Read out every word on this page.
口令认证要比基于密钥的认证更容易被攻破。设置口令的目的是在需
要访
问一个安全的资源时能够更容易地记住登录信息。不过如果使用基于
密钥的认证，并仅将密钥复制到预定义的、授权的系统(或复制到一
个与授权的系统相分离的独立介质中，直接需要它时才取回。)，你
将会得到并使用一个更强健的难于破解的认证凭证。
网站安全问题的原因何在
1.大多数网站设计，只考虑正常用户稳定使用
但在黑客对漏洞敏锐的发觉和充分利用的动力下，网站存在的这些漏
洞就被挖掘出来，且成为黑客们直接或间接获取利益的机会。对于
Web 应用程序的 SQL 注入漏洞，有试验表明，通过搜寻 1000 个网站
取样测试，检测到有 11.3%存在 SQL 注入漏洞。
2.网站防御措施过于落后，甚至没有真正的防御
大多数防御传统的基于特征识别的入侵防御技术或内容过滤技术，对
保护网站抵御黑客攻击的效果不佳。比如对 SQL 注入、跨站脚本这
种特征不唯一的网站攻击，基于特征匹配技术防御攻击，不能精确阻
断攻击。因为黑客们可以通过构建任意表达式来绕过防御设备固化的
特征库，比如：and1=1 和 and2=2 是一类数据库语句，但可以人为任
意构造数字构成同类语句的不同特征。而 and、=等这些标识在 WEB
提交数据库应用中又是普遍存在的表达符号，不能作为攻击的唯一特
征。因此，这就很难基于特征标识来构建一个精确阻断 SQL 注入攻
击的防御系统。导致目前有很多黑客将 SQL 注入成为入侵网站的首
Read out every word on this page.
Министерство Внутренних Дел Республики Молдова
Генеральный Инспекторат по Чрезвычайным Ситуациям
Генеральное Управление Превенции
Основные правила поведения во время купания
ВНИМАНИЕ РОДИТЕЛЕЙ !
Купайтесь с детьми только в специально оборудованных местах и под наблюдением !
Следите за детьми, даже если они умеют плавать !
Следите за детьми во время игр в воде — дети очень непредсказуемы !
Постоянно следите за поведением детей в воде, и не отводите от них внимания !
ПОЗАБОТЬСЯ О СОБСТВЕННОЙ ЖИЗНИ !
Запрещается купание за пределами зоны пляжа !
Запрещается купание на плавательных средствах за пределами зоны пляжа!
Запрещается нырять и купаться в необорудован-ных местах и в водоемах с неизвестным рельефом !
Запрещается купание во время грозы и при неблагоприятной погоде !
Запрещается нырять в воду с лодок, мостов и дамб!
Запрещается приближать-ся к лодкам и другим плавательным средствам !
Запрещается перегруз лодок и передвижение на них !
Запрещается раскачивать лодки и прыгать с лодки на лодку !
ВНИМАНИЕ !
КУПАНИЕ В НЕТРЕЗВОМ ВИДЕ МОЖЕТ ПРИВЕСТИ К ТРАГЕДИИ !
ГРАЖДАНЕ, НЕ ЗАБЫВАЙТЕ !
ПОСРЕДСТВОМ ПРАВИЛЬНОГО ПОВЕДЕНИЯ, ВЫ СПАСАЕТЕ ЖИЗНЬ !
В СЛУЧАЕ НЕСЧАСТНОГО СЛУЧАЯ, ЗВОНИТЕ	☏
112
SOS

-=-=-=-=-

SHORT TASK >>
Copy out all lines where the word "注入漏洞" appears.

PROBLEM SOLUTION >>
Web 应用程序的 SQL 注入漏洞，有试验表明，通过搜寻 1000 个网站
取样测试，检测到有 11.3%存在 SQL 注入漏洞。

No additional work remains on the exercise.